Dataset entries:
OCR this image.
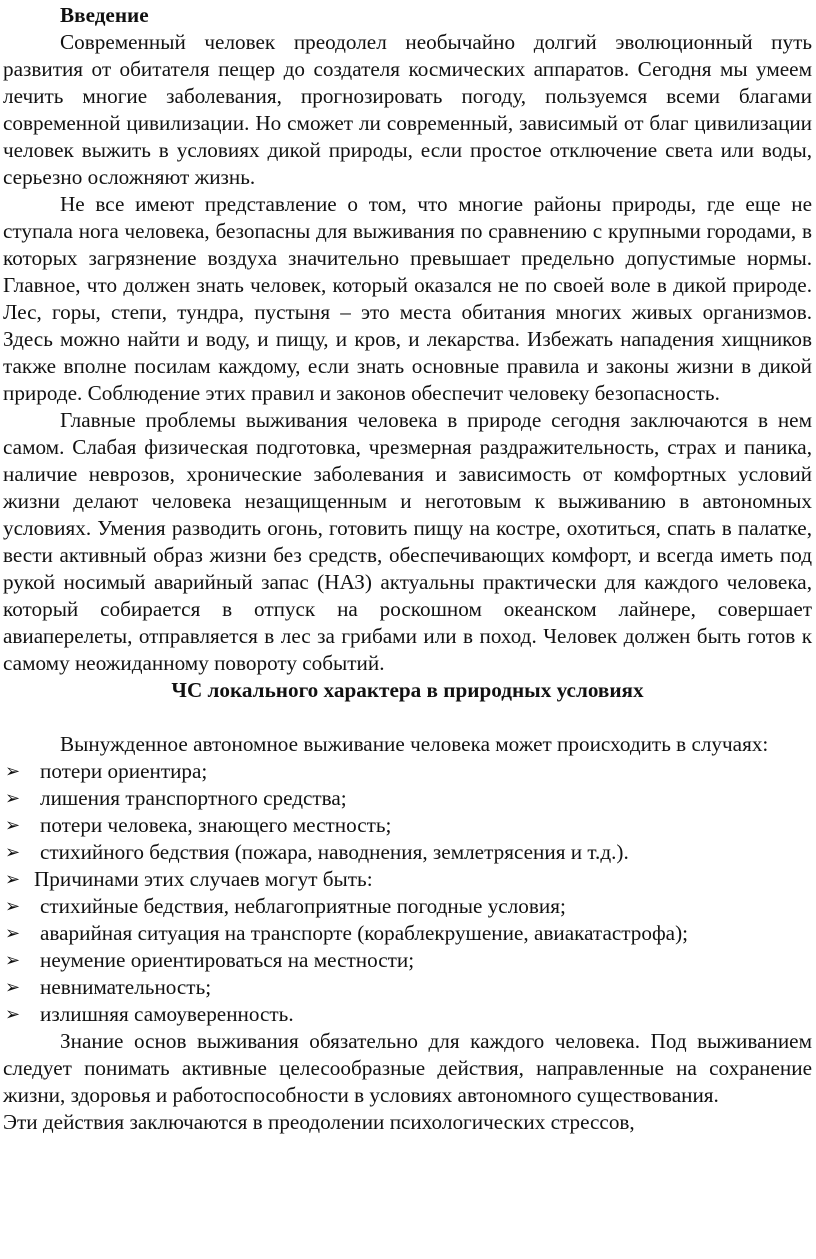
Введение

Современный человек преодолел необычайно долгий эволюционный путь развития от обитателя пещер до создателя космических аппаратов. Сегодня мы умеем лечить многие заболевания, прогнозировать погоду, пользуемся всеми благами современной цивилизации. Но сможет ли современный, зависимый от благ цивилизации человек выжить в условиях дикой природы, если простое отключение света или воды, серьезно осложняют жизнь.

Не все имеют представление о том, что многие районы природы, где еще не ступала нога человека, безопасны для выживания по сравнению с крупными городами, в которых загрязнение воздуха значительно превышает предельно допустимые нормы. Главное, что должен знать человек, который оказался не по своей воле в дикой природе. Лес, горы, степи, тундра, пустыня – это места обитания многих живых организмов. Здесь можно найти и воду, и пищу, и кров, и лекарства. Избежать нападения хищников также вполне посилам каждому, если знать основные правила и законы жизни в дикой природе. Соблюдение этих правил и законов обеспечит человеку безопасность.

Главные проблемы выживания человека в природе сегодня заключаются в нем самом. Слабая физическая подготовка, чрезмерная раздражительность, страх и паника, наличие неврозов, хронические заболевания и зависимость от комфортных условий жизни делают человека незащищенным и неготовым к выживанию в автономных условиях. Умения разводить огонь, готовить пищу на костре, охотиться, спать в палатке, вести активный образ жизни без средств, обеспечивающих комфорт, и всегда иметь под рукой носимый аварийный запас (НАЗ) актуальны практически для каждого человека, который собирается в отпуск на роскошном океанском лайнере, совершает авиаперелеты, отправляется в лес за грибами или в поход. Человек должен быть готов к самому неожиданному повороту событий.

ЧС локального характера в природных условиях

Вынужденное автономное выживание человека может происходить в случаях:

➢ потери ориентира;
➢ лишения транспортного средства;
➢ потери человека, знающего местность;
➢ стихийного бедствия (пожара, наводнения, землетрясения и т.д.).
➢ Причинами этих случаев могут быть:
➢ стихийные бедствия, неблагоприятные погодные условия;
➢ аварийная ситуация на транспорте (кораблекрушение, авиакатастрофа);
➢ неумение ориентироваться на местности;
➢ невнимательность;
➢ излишняя самоуверенность.

Знание основ выживания обязательно для каждого человека. Под выживанием следует понимать активные целесообразные действия, направленные на сохранение жизни, здоровья и работоспособности в условиях автономного существования.

Эти действия заключаются в преодолении психологических стрессов,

[TO BE DONE]
Search the data for the string "бедствия". List each line that has it.

[FINAL RESULT]
➢ стихийного бедствия (пожара, наводнения, землетрясения и т.д.).
➢ стихийные бедствия, неблагоприятные погодные условия;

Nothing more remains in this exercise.